Records:
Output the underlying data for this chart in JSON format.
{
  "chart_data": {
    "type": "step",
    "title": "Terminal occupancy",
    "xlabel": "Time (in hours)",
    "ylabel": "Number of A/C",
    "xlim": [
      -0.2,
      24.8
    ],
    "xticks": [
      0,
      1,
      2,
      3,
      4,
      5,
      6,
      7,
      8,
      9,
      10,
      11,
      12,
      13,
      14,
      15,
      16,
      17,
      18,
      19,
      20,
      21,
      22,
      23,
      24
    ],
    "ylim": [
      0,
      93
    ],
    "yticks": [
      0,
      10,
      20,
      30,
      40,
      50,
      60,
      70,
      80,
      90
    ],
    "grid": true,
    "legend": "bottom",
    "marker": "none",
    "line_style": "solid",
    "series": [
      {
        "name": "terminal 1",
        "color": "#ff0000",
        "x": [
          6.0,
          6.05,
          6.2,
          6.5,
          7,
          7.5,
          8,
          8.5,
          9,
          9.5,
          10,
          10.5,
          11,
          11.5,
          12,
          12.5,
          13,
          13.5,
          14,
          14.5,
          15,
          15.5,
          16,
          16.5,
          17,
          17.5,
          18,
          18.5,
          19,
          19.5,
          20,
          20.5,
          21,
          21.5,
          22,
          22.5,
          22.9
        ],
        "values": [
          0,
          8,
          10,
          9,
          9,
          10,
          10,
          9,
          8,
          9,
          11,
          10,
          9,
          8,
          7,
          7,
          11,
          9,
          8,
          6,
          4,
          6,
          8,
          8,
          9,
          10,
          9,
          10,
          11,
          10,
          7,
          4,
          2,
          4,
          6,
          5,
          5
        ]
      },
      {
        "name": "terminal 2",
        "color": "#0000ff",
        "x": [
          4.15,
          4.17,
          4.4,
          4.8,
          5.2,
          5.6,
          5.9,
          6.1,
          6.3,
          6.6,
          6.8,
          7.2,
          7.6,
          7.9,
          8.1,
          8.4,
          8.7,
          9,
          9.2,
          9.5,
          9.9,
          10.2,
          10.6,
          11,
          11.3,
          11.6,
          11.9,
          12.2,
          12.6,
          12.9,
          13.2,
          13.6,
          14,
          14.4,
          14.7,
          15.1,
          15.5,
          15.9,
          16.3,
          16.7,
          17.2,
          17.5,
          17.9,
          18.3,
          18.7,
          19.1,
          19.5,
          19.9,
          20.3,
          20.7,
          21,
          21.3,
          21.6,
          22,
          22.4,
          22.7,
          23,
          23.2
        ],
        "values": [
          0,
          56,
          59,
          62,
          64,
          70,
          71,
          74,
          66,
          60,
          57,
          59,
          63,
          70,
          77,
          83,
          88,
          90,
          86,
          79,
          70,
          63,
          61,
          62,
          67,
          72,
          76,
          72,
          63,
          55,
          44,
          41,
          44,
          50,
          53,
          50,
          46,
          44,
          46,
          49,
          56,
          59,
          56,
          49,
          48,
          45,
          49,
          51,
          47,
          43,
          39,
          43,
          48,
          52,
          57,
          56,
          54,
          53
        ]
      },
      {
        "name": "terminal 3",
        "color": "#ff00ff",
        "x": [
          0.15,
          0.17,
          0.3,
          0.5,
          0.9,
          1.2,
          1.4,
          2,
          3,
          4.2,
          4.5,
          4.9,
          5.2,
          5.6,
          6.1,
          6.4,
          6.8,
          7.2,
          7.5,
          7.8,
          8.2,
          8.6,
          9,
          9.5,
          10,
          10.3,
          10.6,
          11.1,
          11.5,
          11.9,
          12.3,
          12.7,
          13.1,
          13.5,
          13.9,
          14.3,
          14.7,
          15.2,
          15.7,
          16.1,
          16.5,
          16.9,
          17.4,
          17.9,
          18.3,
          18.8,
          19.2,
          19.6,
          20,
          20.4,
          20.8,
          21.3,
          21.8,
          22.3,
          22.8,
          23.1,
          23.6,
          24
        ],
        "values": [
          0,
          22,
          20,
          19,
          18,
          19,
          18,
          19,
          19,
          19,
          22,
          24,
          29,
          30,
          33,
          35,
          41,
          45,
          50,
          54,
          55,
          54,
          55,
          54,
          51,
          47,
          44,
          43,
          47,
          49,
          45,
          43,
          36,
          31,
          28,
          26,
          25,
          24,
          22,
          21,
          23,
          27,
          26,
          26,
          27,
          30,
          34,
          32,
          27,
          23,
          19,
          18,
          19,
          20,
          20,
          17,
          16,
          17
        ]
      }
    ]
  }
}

Goal of the exercise: Identify the lines that contain the string "color", and copy every one of them.

The answer:
        "color": "#ff0000",
        "color": "#0000ff",
        "color": "#ff00ff",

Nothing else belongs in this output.